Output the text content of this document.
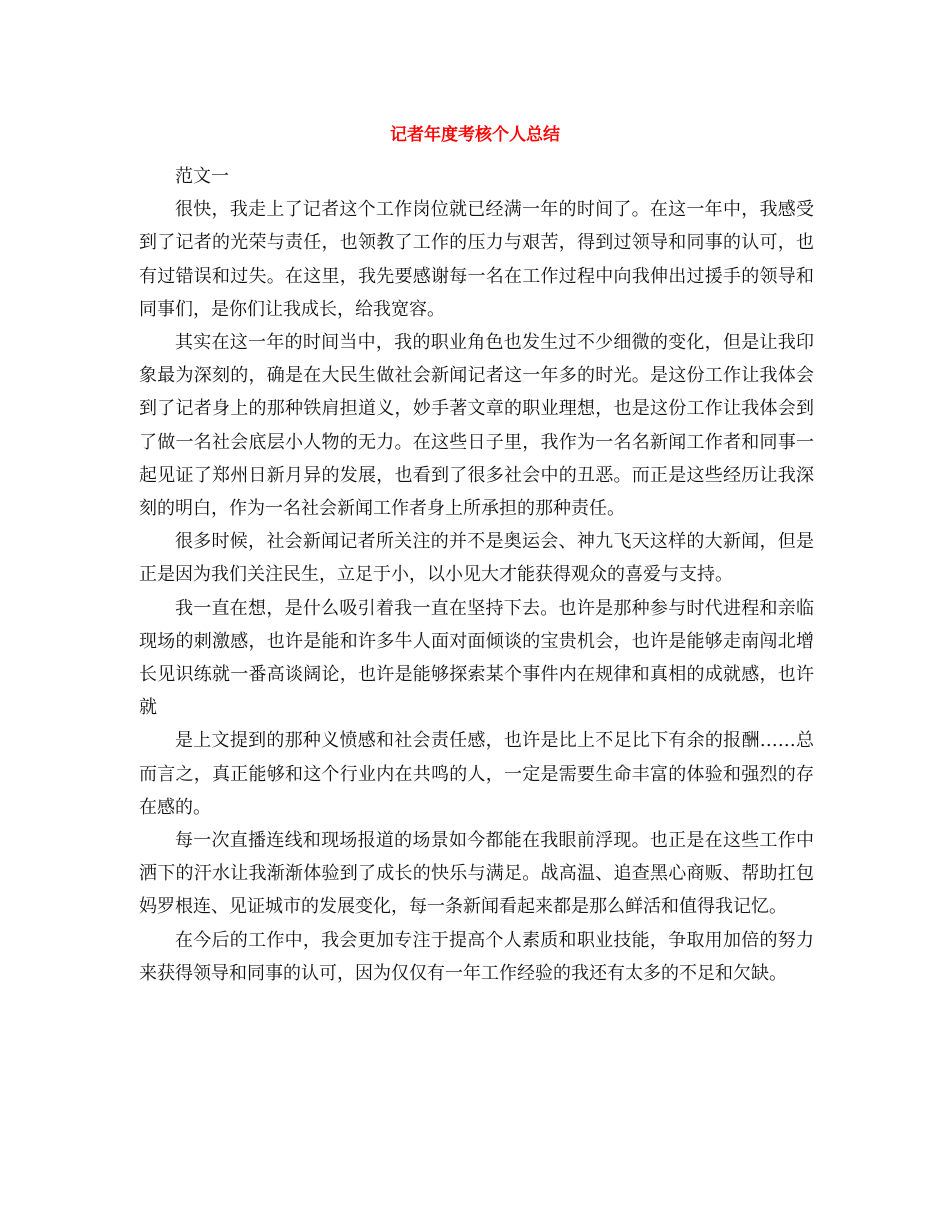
记者年度考核个人总结

范文一

很快，我走上了记者这个工作岗位就已经满一年的时间了。在这一年中，我感受到了记者的光荣与责任，也领教了工作的压力与艰苦，得到过领导和同事的认可，也有过错误和过失。在这里，我先要感谢每一名在工作过程中向我伸出过援手的领导和同事们，是你们让我成长，给我宽容。

其实在这一年的时间当中，我的职业角色也发生过不少细微的变化，但是让我印象最为深刻的，确是在大民生做社会新闻记者这一年多的时光。是这份工作让我体会到了记者身上的那种铁肩担道义，妙手著文章的职业理想，也是这份工作让我体会到了做一名社会底层小人物的无力。在这些日子里，我作为一名名新闻工作者和同事一起见证了郑州日新月异的发展，也看到了很多社会中的丑恶。而正是这些经历让我深刻的明白，作为一名社会新闻工作者身上所承担的那种责任。

很多时候，社会新闻记者所关注的并不是奥运会、神九飞天这样的大新闻，但是正是因为我们关注民生，立足于小，以小见大才能获得观众的喜爱与支持。

我一直在想，是什么吸引着我一直在坚持下去。也许是那种参与时代进程和亲临现场的刺激感，也许是能和许多牛人面对面倾谈的宝贵机会，也许是能够走南闯北增长见识练就一番高谈阔论，也许是能够探索某个事件内在规律和真相的成就感，也许就

是上文提到的那种义愤感和社会责任感，也许是比上不足比下有余的报酬……总而言之，真正能够和这个行业内在共鸣的人，一定是需要生命丰富的体验和强烈的存在感的。

每一次直播连线和现场报道的场景如今都能在我眼前浮现。也正是在这些工作中洒下的汗水让我渐渐体验到了成长的快乐与满足。战高温、追查黑心商贩、帮助扛包妈罗根连、见证城市的发展变化，每一条新闻看起来都是那么鲜活和值得我记忆。

在今后的工作中，我会更加专注于提高个人素质和职业技能，争取用加倍的努力来获得领导和同事的认可，因为仅仅有一年工作经验的我还有太多的不足和欠缺。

● TASK TO COMPLETE
Transcribe the material exactly, keeping every word and none of the pictures.

● WRITTEN SOLUTION
Output the text content of this document.
记者年度考核个人总结

范文一

很快，我走上了记者这个工作岗位就已经满一年的时间了。在这一年中，我感受到了记者的光荣与责任，也领教了工作的压力与艰苦，得到过领导和同事的认可，也有过错误和过失。在这里，我先要感谢每一名在工作过程中向我伸出过援手的领导和同事们，是你们让我成长，给我宽容。

其实在这一年的时间当中，我的职业角色也发生过不少细微的变化，但是让我印象最为深刻的，确是在大民生做社会新闻记者这一年多的时光。是这份工作让我体会到了记者身上的那种铁肩担道义，妙手著文章的职业理想，也是这份工作让我体会到了做一名社会底层小人物的无力。在这些日子里，我作为一名名新闻工作者和同事一起见证了郑州日新月异的发展，也看到了很多社会中的丑恶。而正是这些经历让我深刻的明白，作为一名社会新闻工作者身上所承担的那种责任。

很多时候，社会新闻记者所关注的并不是奥运会、神九飞天这样的大新闻，但是正是因为我们关注民生，立足于小，以小见大才能获得观众的喜爱与支持。

我一直在想，是什么吸引着我一直在坚持下去。也许是那种参与时代进程和亲临现场的刺激感，也许是能和许多牛人面对面倾谈的宝贵机会，也许是能够走南闯北增长见识练就一番高谈阔论，也许是能够探索某个事件内在规律和真相的成就感，也许就

是上文提到的那种义愤感和社会责任感，也许是比上不足比下有余的报酬……总而言之，真正能够和这个行业内在共鸣的人，一定是需要生命丰富的体验和强烈的存在感的。

每一次直播连线和现场报道的场景如今都能在我眼前浮现。也正是在这些工作中洒下的汗水让我渐渐体验到了成长的快乐与满足。战高温、追查黑心商贩、帮助扛包妈罗根连、见证城市的发展变化，每一条新闻看起来都是那么鲜活和值得我记忆。

在今后的工作中，我会更加专注于提高个人素质和职业技能，争取用加倍的努力来获得领导和同事的认可，因为仅仅有一年工作经验的我还有太多的不足和欠缺。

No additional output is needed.